# [Exercise objective]
Scan the lines below for the word "screenshot". Copy each line you find it in.

# [Extracted data entries]
+++
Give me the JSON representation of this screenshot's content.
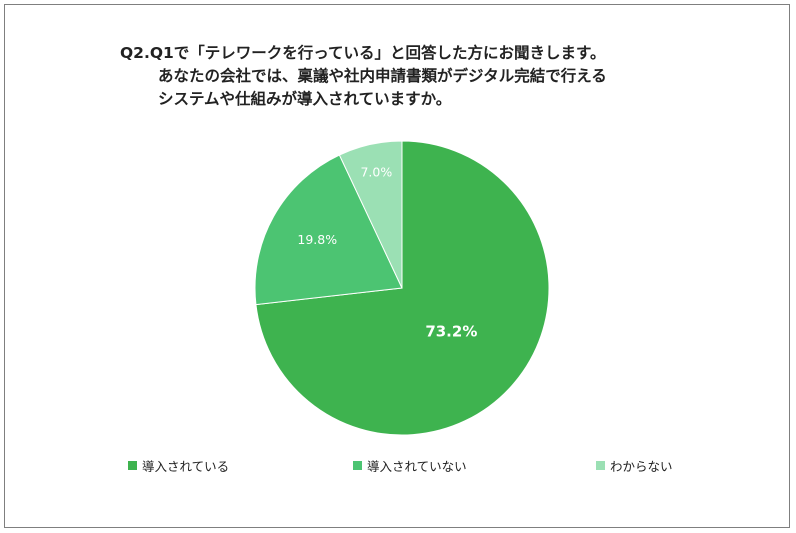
{
  "title": {
    "line1": "Q2.Q1で「テレワークを行っている」と回答した方にお聞きします。",
    "line2": "あなたの会社では、稟議や社内申請書類がデジタル完結で行える",
    "line3": "システムや仕組みが導入されていますか。"
  },
  "chart_data": {
    "type": "pie",
    "slices": [
      {
        "label": "導入されている",
        "value": 73.2,
        "value_label": "73.2%",
        "color": "#3eb34f"
      },
      {
        "label": "導入されていない",
        "value": 19.8,
        "value_label": "19.8%",
        "color": "#4cc472"
      },
      {
        "label": "わからない",
        "value": 7.0,
        "value_label": "7.0%",
        "color": "#9be0b4"
      }
    ],
    "start": "12 o'clock",
    "direction": "clockwise",
    "legend_position": "bottom"
  },
  "legend": {
    "items": [
      {
        "label": "導入されている",
        "color": "#3eb34f"
      },
      {
        "label": "導入されていない",
        "color": "#4cc472"
      },
      {
        "label": "わからない",
        "color": "#9be0b4"
      }
    ]
  }
}
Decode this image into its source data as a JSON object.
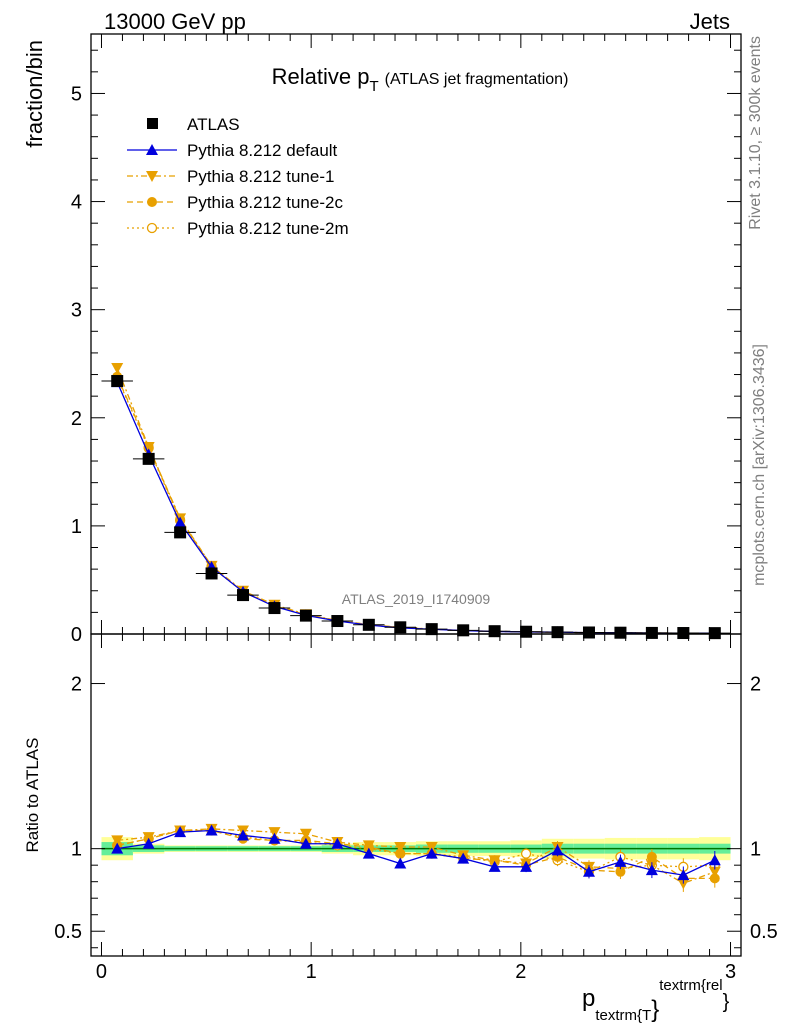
{
  "header": {
    "energy_label": "13000 GeV pp",
    "process_label": "Jets"
  },
  "side_labels": {
    "rivet": "Rivet 3.1.10, ≥ 300k events",
    "mcplots": "mcplots.cern.ch [arXiv:1306.3436]"
  },
  "watermark": "ATLAS_2019_I1740909",
  "colors": {
    "atlas": "#000000",
    "default": "#0000dd",
    "tunes": "#e8a000",
    "band_inner": "#66ee99",
    "band_outer": "#ffff99",
    "ref_line": "#007700"
  },
  "chart_data": [
    {
      "type": "scatter",
      "title": "Relative p_T",
      "title_main": "Relative p",
      "title_sub": "T",
      "title_note": "(ATLAS jet fragmentation)",
      "ylabel": "fraction/bin",
      "xlim": [
        -0.05,
        3.05
      ],
      "ylim": [
        0,
        5.55
      ],
      "yticks": [
        0,
        1,
        2,
        3,
        4,
        5
      ],
      "ytick_labels": [
        "0",
        "1",
        "2",
        "3",
        "4",
        "5"
      ],
      "legend_position": "top-left",
      "x": [
        0.075,
        0.225,
        0.375,
        0.525,
        0.675,
        0.825,
        0.975,
        1.125,
        1.275,
        1.425,
        1.575,
        1.725,
        1.875,
        2.025,
        2.175,
        2.325,
        2.475,
        2.625,
        2.775,
        2.925
      ],
      "series": [
        {
          "name": "ATLAS",
          "marker": "square",
          "values": [
            2.34,
            1.62,
            0.94,
            0.56,
            0.36,
            0.24,
            0.17,
            0.12,
            0.085,
            0.062,
            0.045,
            0.034,
            0.026,
            0.021,
            0.017,
            0.014,
            0.012,
            0.01,
            0.009,
            0.008
          ]
        },
        {
          "name": "Pythia 8.212 default",
          "marker": "triangle-up",
          "values": [
            2.33,
            1.66,
            1.03,
            0.62,
            0.39,
            0.255,
            0.172,
            0.12,
            0.082,
            0.057,
            0.044,
            0.032,
            0.023,
            0.019,
            0.017,
            0.012,
            0.011,
            0.009,
            0.0078,
            0.0074
          ]
        },
        {
          "name": "Pythia 8.212 tune-1",
          "marker": "triangle-down",
          "values": [
            2.46,
            1.73,
            1.07,
            0.63,
            0.4,
            0.27,
            0.183,
            0.125,
            0.087,
            0.062,
            0.046,
            0.033,
            0.024,
            0.02,
            0.017,
            0.013,
            0.011,
            0.009,
            0.0078,
            0.0074
          ]
        },
        {
          "name": "Pythia 8.212 tune-2c",
          "marker": "circle",
          "values": [
            2.38,
            1.73,
            1.06,
            0.63,
            0.39,
            0.26,
            0.178,
            0.123,
            0.086,
            0.06,
            0.044,
            0.032,
            0.024,
            0.019,
            0.016,
            0.012,
            0.0105,
            0.009,
            0.0075,
            0.0066
          ]
        },
        {
          "name": "Pythia 8.212 tune-2m",
          "marker": "circle-open",
          "values": [
            2.37,
            1.72,
            1.05,
            0.62,
            0.39,
            0.26,
            0.176,
            0.122,
            0.085,
            0.06,
            0.044,
            0.033,
            0.024,
            0.0205,
            0.016,
            0.012,
            0.0115,
            0.009,
            0.0081,
            0.0072
          ]
        }
      ]
    },
    {
      "type": "scatter",
      "title": "Ratio to ATLAS",
      "ylabel": "Ratio to ATLAS",
      "xlabel": "p_textrm{T}^textrm{rel}",
      "xlabel_main": "p",
      "xlabel_sub": "textrm{T",
      "xlabel_brace_sub": "}",
      "xlabel_sup": "textrm{rel",
      "xlabel_brace_sup": "}",
      "xlim": [
        -0.05,
        3.05
      ],
      "ylim": [
        0.35,
        2.3
      ],
      "yticks": [
        0.5,
        1,
        2
      ],
      "ytick_labels": [
        "0.5",
        "1",
        "2"
      ],
      "xticks": [
        0,
        1,
        2,
        3
      ],
      "xtick_labels": [
        "0",
        "1",
        "2",
        "3"
      ],
      "x": [
        0.075,
        0.225,
        0.375,
        0.525,
        0.675,
        0.825,
        0.975,
        1.125,
        1.275,
        1.425,
        1.575,
        1.725,
        1.875,
        2.025,
        2.175,
        2.325,
        2.475,
        2.625,
        2.775,
        2.925
      ],
      "band_inner_halfwidth": [
        0.04,
        0.02,
        0.015,
        0.015,
        0.015,
        0.015,
        0.015,
        0.02,
        0.02,
        0.02,
        0.025,
        0.025,
        0.025,
        0.025,
        0.03,
        0.03,
        0.03,
        0.03,
        0.03,
        0.03
      ],
      "band_outer_halfwidth": [
        0.07,
        0.03,
        0.02,
        0.02,
        0.02,
        0.02,
        0.02,
        0.03,
        0.04,
        0.04,
        0.045,
        0.045,
        0.045,
        0.05,
        0.06,
        0.06,
        0.065,
        0.065,
        0.065,
        0.07
      ],
      "series": [
        {
          "name": "Pythia 8.212 default",
          "marker": "triangle-up",
          "values": [
            1.0,
            1.03,
            1.1,
            1.11,
            1.08,
            1.06,
            1.03,
            1.03,
            0.97,
            0.91,
            0.97,
            0.94,
            0.89,
            0.89,
            0.99,
            0.86,
            0.92,
            0.87,
            0.84,
            0.93
          ]
        },
        {
          "name": "Pythia 8.212 tune-1",
          "marker": "triangle-down",
          "values": [
            1.05,
            1.07,
            1.11,
            1.12,
            1.11,
            1.1,
            1.09,
            1.04,
            1.02,
            1.01,
            1.01,
            0.96,
            0.93,
            0.91,
            1.01,
            0.89,
            0.88,
            0.9,
            0.79,
            0.86
          ]
        },
        {
          "name": "Pythia 8.212 tune-2c",
          "marker": "circle",
          "values": [
            1.02,
            1.06,
            1.11,
            1.11,
            1.06,
            1.05,
            1.05,
            1.03,
            1.01,
            0.97,
            0.97,
            0.94,
            0.93,
            0.9,
            0.95,
            0.87,
            0.86,
            0.95,
            0.82,
            0.82
          ]
        },
        {
          "name": "Pythia 8.212 tune-2m",
          "marker": "circle-open",
          "values": [
            1.02,
            1.06,
            1.11,
            1.11,
            1.07,
            1.05,
            1.04,
            1.02,
            1.0,
            0.97,
            0.97,
            0.95,
            0.92,
            0.97,
            0.93,
            0.86,
            0.95,
            0.9,
            0.89,
            0.9
          ]
        }
      ]
    }
  ]
}
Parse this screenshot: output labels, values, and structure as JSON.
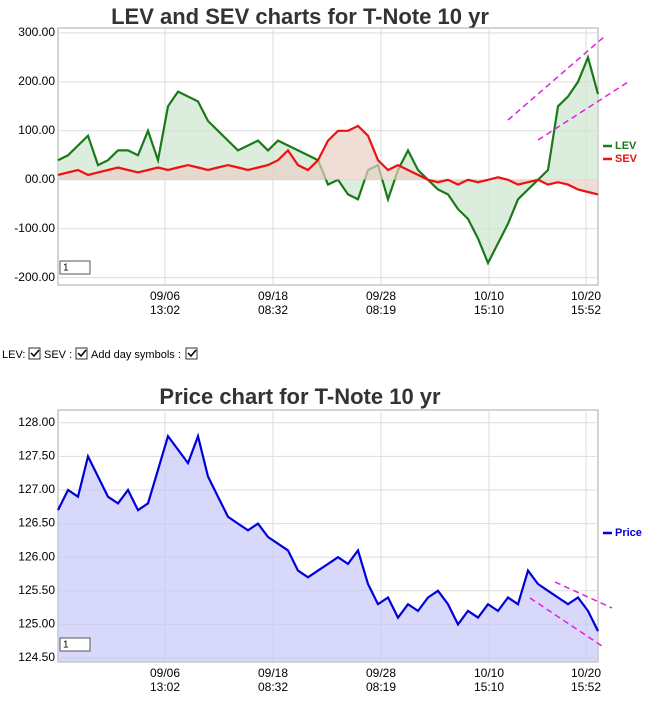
{
  "chart_data": [
    {
      "type": "area",
      "title": "LEV and SEV charts for T-Note 10 yr",
      "x": [
        0,
        1,
        2,
        3,
        4,
        5,
        6,
        7,
        8,
        9,
        10,
        11,
        12,
        13,
        14,
        15,
        16,
        17,
        18,
        19,
        20,
        21,
        22,
        23,
        24,
        25,
        26,
        27,
        28,
        29,
        30,
        31,
        32,
        33,
        34,
        35,
        36,
        37,
        38,
        39,
        40,
        41,
        42,
        43,
        44,
        45,
        46,
        47,
        48,
        49,
        50,
        51,
        52,
        53,
        54
      ],
      "series": [
        {
          "name": "LEV",
          "color": "#1a7a1a",
          "fill": "#cfe6cf",
          "values": [
            40,
            50,
            70,
            90,
            30,
            40,
            60,
            60,
            50,
            100,
            40,
            150,
            180,
            170,
            160,
            120,
            100,
            80,
            60,
            70,
            80,
            60,
            80,
            70,
            60,
            50,
            40,
            -10,
            0,
            -30,
            -40,
            20,
            30,
            -40,
            20,
            60,
            20,
            0,
            -20,
            -30,
            -60,
            -80,
            -120,
            -170,
            -130,
            -90,
            -40,
            -20,
            0,
            20,
            150,
            170,
            200,
            250,
            175
          ]
        },
        {
          "name": "SEV",
          "color": "#ee1111",
          "fill": "#e8cfc4",
          "values": [
            10,
            15,
            20,
            10,
            15,
            20,
            25,
            20,
            15,
            20,
            25,
            20,
            25,
            30,
            25,
            20,
            25,
            30,
            25,
            20,
            25,
            30,
            40,
            60,
            30,
            20,
            40,
            80,
            100,
            100,
            110,
            90,
            40,
            20,
            30,
            20,
            10,
            0,
            -5,
            0,
            -10,
            0,
            -5,
            0,
            5,
            0,
            -10,
            -5,
            0,
            -10,
            -5,
            -10,
            -20,
            -25,
            -30
          ]
        }
      ],
      "xlim": [
        0,
        54
      ],
      "xticks": [
        {
          "value": 10.7,
          "label": "09/06 13:02"
        },
        {
          "value": 21.5,
          "label": "09/18 08:32"
        },
        {
          "value": 32.3,
          "label": "09/28 08:19"
        },
        {
          "value": 43.1,
          "label": "10/10 15:10"
        },
        {
          "value": 52.8,
          "label": "10/20 15:52"
        }
      ],
      "ylim": [
        -215,
        310
      ],
      "yticks": [
        {
          "value": -200,
          "label": "-200.00"
        },
        {
          "value": -100,
          "label": "-100.00"
        },
        {
          "value": 0,
          "label": "00.00"
        },
        {
          "value": 100,
          "label": "100.00"
        },
        {
          "value": 200,
          "label": "200.00"
        },
        {
          "value": 300,
          "label": "300.00"
        }
      ],
      "grid": true,
      "zoom": "1"
    },
    {
      "type": "area",
      "title": "Price chart for T-Note 10 yr",
      "x": [
        0,
        1,
        2,
        3,
        4,
        5,
        6,
        7,
        8,
        9,
        10,
        11,
        12,
        13,
        14,
        15,
        16,
        17,
        18,
        19,
        20,
        21,
        22,
        23,
        24,
        25,
        26,
        27,
        28,
        29,
        30,
        31,
        32,
        33,
        34,
        35,
        36,
        37,
        38,
        39,
        40,
        41,
        42,
        43,
        44,
        45,
        46,
        47,
        48,
        49,
        50,
        51,
        52,
        53,
        54
      ],
      "series": [
        {
          "name": "Price",
          "color": "#0000dd",
          "fill": "#c8c8f8",
          "values": [
            126.7,
            127.0,
            126.9,
            127.5,
            127.2,
            126.9,
            126.8,
            127.0,
            126.7,
            126.8,
            127.3,
            127.8,
            127.6,
            127.4,
            127.8,
            127.2,
            126.9,
            126.6,
            126.5,
            126.4,
            126.5,
            126.3,
            126.2,
            126.1,
            125.8,
            125.7,
            125.8,
            125.9,
            126.0,
            125.9,
            126.1,
            125.6,
            125.3,
            125.4,
            125.1,
            125.3,
            125.2,
            125.4,
            125.5,
            125.3,
            125.0,
            125.2,
            125.1,
            125.3,
            125.2,
            125.4,
            125.3,
            125.8,
            125.6,
            125.5,
            125.4,
            125.3,
            125.4,
            125.2,
            124.9
          ]
        }
      ],
      "xlim": [
        0,
        54
      ],
      "xticks": [
        {
          "value": 10.7,
          "label": "09/06 13:02"
        },
        {
          "value": 21.5,
          "label": "09/18 08:32"
        },
        {
          "value": 32.3,
          "label": "09/28 08:19"
        },
        {
          "value": 43.1,
          "label": "10/10 15:10"
        },
        {
          "value": 52.8,
          "label": "10/20 15:52"
        }
      ],
      "ylim": [
        124.44,
        128.19
      ],
      "yticks": [
        {
          "value": 124.5,
          "label": "124.50"
        },
        {
          "value": 125,
          "label": "125.00"
        },
        {
          "value": 125.5,
          "label": "125.50"
        },
        {
          "value": 126,
          "label": "126.00"
        },
        {
          "value": 126.5,
          "label": "126.50"
        },
        {
          "value": 127,
          "label": "127.00"
        },
        {
          "value": 127.5,
          "label": "127.50"
        },
        {
          "value": 128,
          "label": "128.00"
        }
      ],
      "grid": true,
      "zoom": "1"
    }
  ],
  "controls": {
    "labels": [
      "LEV:",
      "SEV :",
      "Add day symbols :"
    ]
  }
}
+++
# [Finished task]
Give me the JSON representation of this screenshot's content.
Parse this screenshot: output labels, values, and structure as JSON.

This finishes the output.